▶ **EXERCISE BRIEF**
Write out all records as given; omit images.

[BEGIN RECORDS TO USE]

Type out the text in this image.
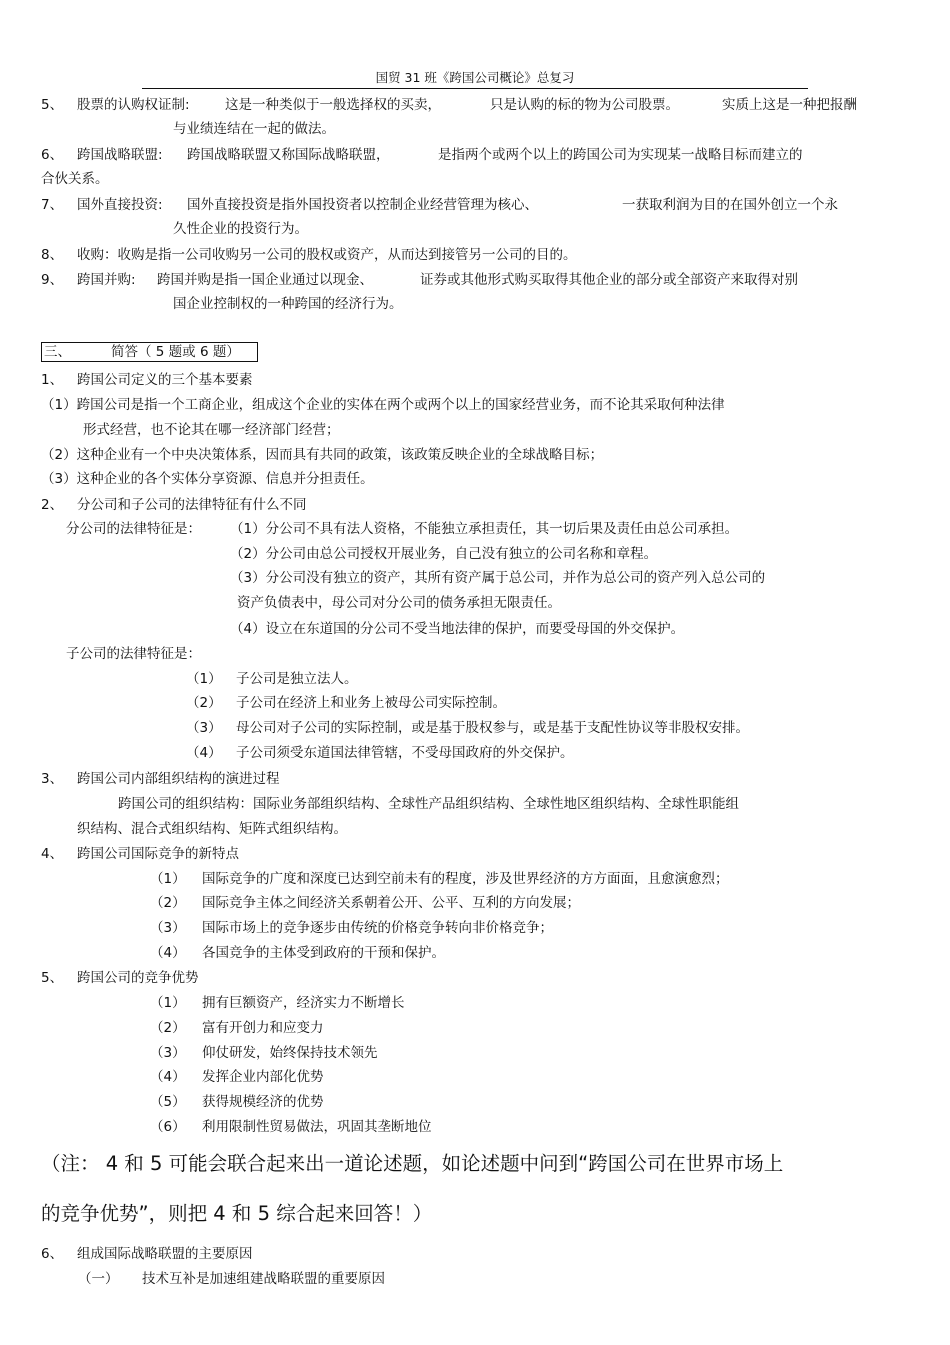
国贸 31 班《跨国公司概论》总复习
5、 股票的认购权证制:	这是一种类似于一般选择权的买卖，	只是认购的标的物为公司股票。	实质上这是一种把报酬
与业绩连结在一起的做法。
6、 跨国战略联盟: 跨国战略联盟又称国际战略联盟，	是指两个或两个以上的跨国公司为实现某一战略目标而建立的
合伙关系。
7、 国外直接投资: 国外直接投资是指外国投资者以控制企业经营管理为核心、	一获取利润为目的在国外创立一个永
久性企业的投资行为。
8、 收购：收购是指一公司收购另一公司的股权或资产，从而达到接管另一公司的目的。
9、 跨国并购: 跨国并购是指一国企业通过以现金、	证券或其他形式购买取得其他企业的部分或全部资产来取得对别
国企业控制权的一种跨国的经济行为。
三、	简答（ 5 题或 6 题）
1、 跨国公司定义的三个基本要素
（1）跨国公司是指一个工商企业，组成这个企业的实体在两个或两个以上的国家经营业务，而不论其采取何种法律
形式经营，也不论其在哪一经济部门经营；
（2）这种企业有一个中央决策体系，因而具有共同的政策，该政策反映企业的全球战略目标；
（3）这种企业的各个实体分享资源、信息并分担责任。
2、 分公司和子公司的法律特征有什么不同
分公司的法律特征是： （1）分公司不具有法人资格，不能独立承担责任，其一切后果及责任由总公司承担。
（2）分公司由总公司授权开展业务，自己没有独立的公司名称和章程。
（3）分公司没有独立的资产，其所有资产属于总公司，并作为总公司的资产列入总公司的
资产负债表中，母公司对分公司的债务承担无限责任。
（4）设立在东道国的分公司不受当地法律的保护，而要受母国的外交保护。
子公司的法律特征是：
（1） 子公司是独立法人。
（2） 子公司在经济上和业务上被母公司实际控制。
（3） 母公司对子公司的实际控制，或是基于股权参与，或是基于支配性协议等非股权安排。
（4） 子公司须受东道国法律管辖，不受母国政府的外交保护。
3、 跨国公司内部组织结构的演进过程
跨国公司的组织结构：国际业务部组织结构、全球性产品组织结构、全球性地区组织结构、全球性职能组
织结构、混合式组织结构、矩阵式组织结构。
4、 跨国公司国际竞争的新特点
（1） 国际竞争的广度和深度已达到空前未有的程度，涉及世界经济的方方面面，且愈演愈烈；
（2） 国际竞争主体之间经济关系朝着公开、公平、互利的方向发展；
（3） 国际市场上的竞争逐步由传统的价格竞争转向非价格竞争；
（4） 各国竞争的主体受到政府的干预和保护。
5、 跨国公司的竞争优势
（1） 拥有巨额资产，经济实力不断增长
（2） 富有开创力和应变力
（3） 仰仗研发，始终保持技术领先
（4） 发挥企业内部化优势
（5） 获得规模经济的优势
（6） 利用限制性贸易做法，巩固其垄断地位
（注： 4 和 5 可能会联合起来出一道论述题，如论述题中问到“跨国公司在世界市场上
的竞争优势”，则把 4 和 5 综合起来回答！）
6、 组成国际战略联盟的主要原因
（一） 技术互补是加速组建战略联盟的重要原因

[END RECORDS TO USE]

▶ **OUTPUT FOR THIS TASK**
Type out the text in this image.
国贸 31 班《跨国公司概论》总复习
5、 股票的认购权证制:	这是一种类似于一般选择权的买卖，	只是认购的标的物为公司股票。	实质上这是一种把报酬
与业绩连结在一起的做法。
6、 跨国战略联盟: 跨国战略联盟又称国际战略联盟，	是指两个或两个以上的跨国公司为实现某一战略目标而建立的
合伙关系。
7、 国外直接投资: 国外直接投资是指外国投资者以控制企业经营管理为核心、	一获取利润为目的在国外创立一个永
久性企业的投资行为。
8、 收购：收购是指一公司收购另一公司的股权或资产，从而达到接管另一公司的目的。
9、 跨国并购: 跨国并购是指一国企业通过以现金、	证券或其他形式购买取得其他企业的部分或全部资产来取得对别
国企业控制权的一种跨国的经济行为。
三、	简答（ 5 题或 6 题）
1、 跨国公司定义的三个基本要素
（1）跨国公司是指一个工商企业，组成这个企业的实体在两个或两个以上的国家经营业务，而不论其采取何种法律
形式经营，也不论其在哪一经济部门经营；
（2）这种企业有一个中央决策体系，因而具有共同的政策，该政策反映企业的全球战略目标；
（3）这种企业的各个实体分享资源、信息并分担责任。
2、 分公司和子公司的法律特征有什么不同
分公司的法律特征是： （1）分公司不具有法人资格，不能独立承担责任，其一切后果及责任由总公司承担。
（2）分公司由总公司授权开展业务，自己没有独立的公司名称和章程。
（3）分公司没有独立的资产，其所有资产属于总公司，并作为总公司的资产列入总公司的
资产负债表中，母公司对分公司的债务承担无限责任。
（4）设立在东道国的分公司不受当地法律的保护，而要受母国的外交保护。
子公司的法律特征是：
（1） 子公司是独立法人。
（2） 子公司在经济上和业务上被母公司实际控制。
（3） 母公司对子公司的实际控制，或是基于股权参与，或是基于支配性协议等非股权安排。
（4） 子公司须受东道国法律管辖，不受母国政府的外交保护。
3、 跨国公司内部组织结构的演进过程
跨国公司的组织结构：国际业务部组织结构、全球性产品组织结构、全球性地区组织结构、全球性职能组
织结构、混合式组织结构、矩阵式组织结构。
4、 跨国公司国际竞争的新特点
（1） 国际竞争的广度和深度已达到空前未有的程度，涉及世界经济的方方面面，且愈演愈烈；
（2） 国际竞争主体之间经济关系朝着公开、公平、互利的方向发展；
（3） 国际市场上的竞争逐步由传统的价格竞争转向非价格竞争；
（4） 各国竞争的主体受到政府的干预和保护。
5、 跨国公司的竞争优势
（1） 拥有巨额资产，经济实力不断增长
（2） 富有开创力和应变力
（3） 仰仗研发，始终保持技术领先
（4） 发挥企业内部化优势
（5） 获得规模经济的优势
（6） 利用限制性贸易做法，巩固其垄断地位
（注： 4 和 5 可能会联合起来出一道论述题，如论述题中问到“跨国公司在世界市场上
的竞争优势”，则把 4 和 5 综合起来回答！）
6、 组成国际战略联盟的主要原因
（一） 技术互补是加速组建战略联盟的重要原因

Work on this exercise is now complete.